- _Document extract_
Note: Model-specific hyperparameters such as the controller size, memory size etc, should be the same for the train_copy.py and evaluate_copy.py so that the stored weights can be successfully loaded during evaluation.
Here are some of the images produced by evaluate_copy.py using the stored weights:
Target Sequence
Output Sequence
Target Sequence
Output Sequence
These results show that our model has learned the copy-task well as it was trained only on random sequences of length 1-20, but it does perform nicely on inputs of lengths 30 and 50 as well.
This implementation can replicate the results of repeat-copy task as presented in the original paper. However, the training is highly dependent on the seed provided as the input. A good default-seed has been added as the default parameter.
The training code for the Repeat-Copy Task is present in train_repeat_copy.py. Use the following command to train the model for 100,000 batches each with batch_size=1.
python3 train_repeat_copy.py
The default hyperparameters of the model have been set such that the model converges perfectly. A checkpoint of the current state of the model is automatically saved after every 10000 epochs. The final training information and the model weights can be retrieved from the last checkpoint. In order to play with the hyperparameters, one can use the following command to have a look at the usage of train_repeat_copy.py, and make changes accordingly:
python3 train_repeat_copy.py -h
To view the learning curves, the following command can be used:
python3 plot_learning_curve.py --json_path ./checkpoints/repeat-copy-task-100-batch-100000.json
This command will generate two plots - "Cost per sequence", where the cost is the average number of error bits per sequence and "BCEloss per sequence", which is the value of the BCEloss during training. Currently this will use the file ./checkpoints/repeat-copy-task-100-batch-100000.json to genrate the plots. To genrate the plots from some other checkpoint, the parameter json_path can be appropriately modified. These curves show that the model converges in the same fashion as the original paper, although it was observed that convergence was highly dependent on the value of seed. The curves generated by this command for a good seed (seed=100) are shown below:
The file evaluate_repeat_copy.py runs the evaluation code on a saved model by running the model on some random sequence with specified sequence-length and number of repetetions. In order to run the code, use the command:
python3 evaluate_repeat_copy.py --checkpoint_path ./checkpoints/repeat-copy-task-100-batch-100000.model --seq_len 10 --rep_len 10
./checkpoints/repeat-copy-task-100-batch-100000.model contains the model weights of a model trained with 100,000 batches with seed=100. The above command will perform the repeat-copy on a sequence of length 10 to produce a longer sequence with the input repeated 10 times in it. Use -h option to see the other hyperparametrs and make relevant changes accordingly.

Page layout parsing data:
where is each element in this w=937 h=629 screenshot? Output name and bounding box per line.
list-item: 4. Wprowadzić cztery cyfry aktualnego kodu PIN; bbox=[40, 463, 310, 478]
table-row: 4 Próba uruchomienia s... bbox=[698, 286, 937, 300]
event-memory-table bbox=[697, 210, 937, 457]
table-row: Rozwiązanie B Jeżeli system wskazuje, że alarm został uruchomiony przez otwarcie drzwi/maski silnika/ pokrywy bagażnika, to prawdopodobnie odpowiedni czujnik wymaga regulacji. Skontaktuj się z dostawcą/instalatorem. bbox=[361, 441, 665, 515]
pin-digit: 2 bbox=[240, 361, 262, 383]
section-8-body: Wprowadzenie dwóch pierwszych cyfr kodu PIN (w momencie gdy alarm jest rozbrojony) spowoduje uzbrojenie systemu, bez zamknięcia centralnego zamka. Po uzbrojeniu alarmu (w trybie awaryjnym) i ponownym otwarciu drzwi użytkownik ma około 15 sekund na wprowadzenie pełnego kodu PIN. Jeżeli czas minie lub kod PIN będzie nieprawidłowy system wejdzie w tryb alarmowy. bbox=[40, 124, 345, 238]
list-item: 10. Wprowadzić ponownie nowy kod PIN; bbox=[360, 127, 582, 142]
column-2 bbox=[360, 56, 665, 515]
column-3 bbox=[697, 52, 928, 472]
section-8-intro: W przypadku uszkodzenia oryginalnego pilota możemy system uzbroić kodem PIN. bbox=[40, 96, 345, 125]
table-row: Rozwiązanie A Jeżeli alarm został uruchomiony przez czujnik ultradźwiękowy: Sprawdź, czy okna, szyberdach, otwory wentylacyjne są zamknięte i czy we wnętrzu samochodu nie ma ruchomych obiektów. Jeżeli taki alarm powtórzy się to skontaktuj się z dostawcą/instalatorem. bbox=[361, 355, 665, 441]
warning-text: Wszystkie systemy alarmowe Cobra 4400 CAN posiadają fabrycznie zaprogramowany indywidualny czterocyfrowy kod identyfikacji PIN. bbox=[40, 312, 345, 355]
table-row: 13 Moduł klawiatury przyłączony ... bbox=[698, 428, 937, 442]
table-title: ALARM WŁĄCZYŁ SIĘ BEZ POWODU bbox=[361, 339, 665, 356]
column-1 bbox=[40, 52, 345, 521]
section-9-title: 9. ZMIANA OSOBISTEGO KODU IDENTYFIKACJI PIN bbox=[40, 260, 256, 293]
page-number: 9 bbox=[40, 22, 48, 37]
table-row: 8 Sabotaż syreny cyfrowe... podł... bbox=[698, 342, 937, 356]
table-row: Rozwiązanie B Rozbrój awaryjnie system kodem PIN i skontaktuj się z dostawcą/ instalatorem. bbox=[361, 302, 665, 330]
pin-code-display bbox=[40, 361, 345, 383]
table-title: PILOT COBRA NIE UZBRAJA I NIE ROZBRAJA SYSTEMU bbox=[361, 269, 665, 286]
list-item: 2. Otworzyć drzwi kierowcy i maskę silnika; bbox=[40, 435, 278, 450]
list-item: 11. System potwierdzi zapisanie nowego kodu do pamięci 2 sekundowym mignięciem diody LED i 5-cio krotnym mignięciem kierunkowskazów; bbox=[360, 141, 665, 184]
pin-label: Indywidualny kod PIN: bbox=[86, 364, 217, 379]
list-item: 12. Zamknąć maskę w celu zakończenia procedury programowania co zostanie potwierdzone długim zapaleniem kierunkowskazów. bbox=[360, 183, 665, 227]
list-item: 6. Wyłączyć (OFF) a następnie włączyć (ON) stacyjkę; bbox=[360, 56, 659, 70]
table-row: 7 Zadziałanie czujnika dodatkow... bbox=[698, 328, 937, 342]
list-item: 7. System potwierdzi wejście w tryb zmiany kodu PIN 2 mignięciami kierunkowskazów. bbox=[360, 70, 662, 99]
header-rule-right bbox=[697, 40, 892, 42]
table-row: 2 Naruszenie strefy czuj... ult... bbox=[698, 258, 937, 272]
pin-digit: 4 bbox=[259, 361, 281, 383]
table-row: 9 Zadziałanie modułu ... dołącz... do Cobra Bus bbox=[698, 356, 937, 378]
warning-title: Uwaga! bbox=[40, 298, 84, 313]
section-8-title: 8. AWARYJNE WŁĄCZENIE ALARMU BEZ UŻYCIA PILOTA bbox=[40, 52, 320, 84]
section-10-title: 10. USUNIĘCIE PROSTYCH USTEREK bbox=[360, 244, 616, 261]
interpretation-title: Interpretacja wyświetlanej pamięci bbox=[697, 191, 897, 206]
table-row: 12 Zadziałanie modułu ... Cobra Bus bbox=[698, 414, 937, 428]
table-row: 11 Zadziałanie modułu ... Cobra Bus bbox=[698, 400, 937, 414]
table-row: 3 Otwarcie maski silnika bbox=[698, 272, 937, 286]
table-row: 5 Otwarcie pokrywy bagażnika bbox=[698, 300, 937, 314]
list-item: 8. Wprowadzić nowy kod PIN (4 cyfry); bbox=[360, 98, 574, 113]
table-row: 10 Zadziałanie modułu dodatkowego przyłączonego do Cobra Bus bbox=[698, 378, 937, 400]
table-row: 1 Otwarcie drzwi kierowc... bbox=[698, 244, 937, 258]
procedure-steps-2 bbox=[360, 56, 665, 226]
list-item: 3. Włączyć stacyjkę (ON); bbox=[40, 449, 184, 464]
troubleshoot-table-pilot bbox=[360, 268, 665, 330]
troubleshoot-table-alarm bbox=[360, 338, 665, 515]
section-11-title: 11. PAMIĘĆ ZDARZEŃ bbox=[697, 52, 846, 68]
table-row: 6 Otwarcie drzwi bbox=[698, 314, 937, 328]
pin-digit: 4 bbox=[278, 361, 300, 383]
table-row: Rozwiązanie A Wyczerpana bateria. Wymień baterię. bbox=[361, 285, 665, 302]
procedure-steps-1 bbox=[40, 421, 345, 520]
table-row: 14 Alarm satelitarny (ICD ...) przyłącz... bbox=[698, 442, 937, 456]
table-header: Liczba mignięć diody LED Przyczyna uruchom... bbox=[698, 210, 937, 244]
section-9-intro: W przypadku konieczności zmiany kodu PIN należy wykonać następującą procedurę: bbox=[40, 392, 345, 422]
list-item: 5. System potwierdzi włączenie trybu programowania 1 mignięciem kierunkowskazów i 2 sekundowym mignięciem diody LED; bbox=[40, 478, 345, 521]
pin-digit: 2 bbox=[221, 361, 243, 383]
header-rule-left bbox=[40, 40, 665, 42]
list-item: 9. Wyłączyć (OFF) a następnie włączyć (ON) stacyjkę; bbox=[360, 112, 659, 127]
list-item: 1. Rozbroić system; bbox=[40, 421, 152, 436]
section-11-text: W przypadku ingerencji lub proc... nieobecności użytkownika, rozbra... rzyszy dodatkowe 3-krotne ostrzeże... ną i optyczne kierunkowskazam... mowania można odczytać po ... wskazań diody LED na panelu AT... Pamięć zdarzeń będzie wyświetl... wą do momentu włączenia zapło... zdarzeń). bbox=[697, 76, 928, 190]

- _Questions_
A: Rewrite the paragraph of the copy-task text that begins "The default hyperparameters of the model" as a short list that keeps its main facts.
B: Print the part of the copy-task text from "Note: Model-specific hyperparameters" up to and including "loaded during evaluation.".
The data was taken from a separate source.

- _Responses_
A:
- The model's default hyperparameters are set so that it converges perfectly.
- A checkpoint of the model's current state is saved automatically every 10000 epochs.
- The final training information and model weights can be retrieved from the last checkpoint.
- To experiment with hyperparameters, run python3 train_repeat_copy.py -h to see its usage and make changes accordingly.

B:
Note: Model-specific hyperparameters such as the controller size, memory size etc, should be the same for the train_copy.py and evaluate_copy.py so that the stored weights can be successfully loaded during evaluation.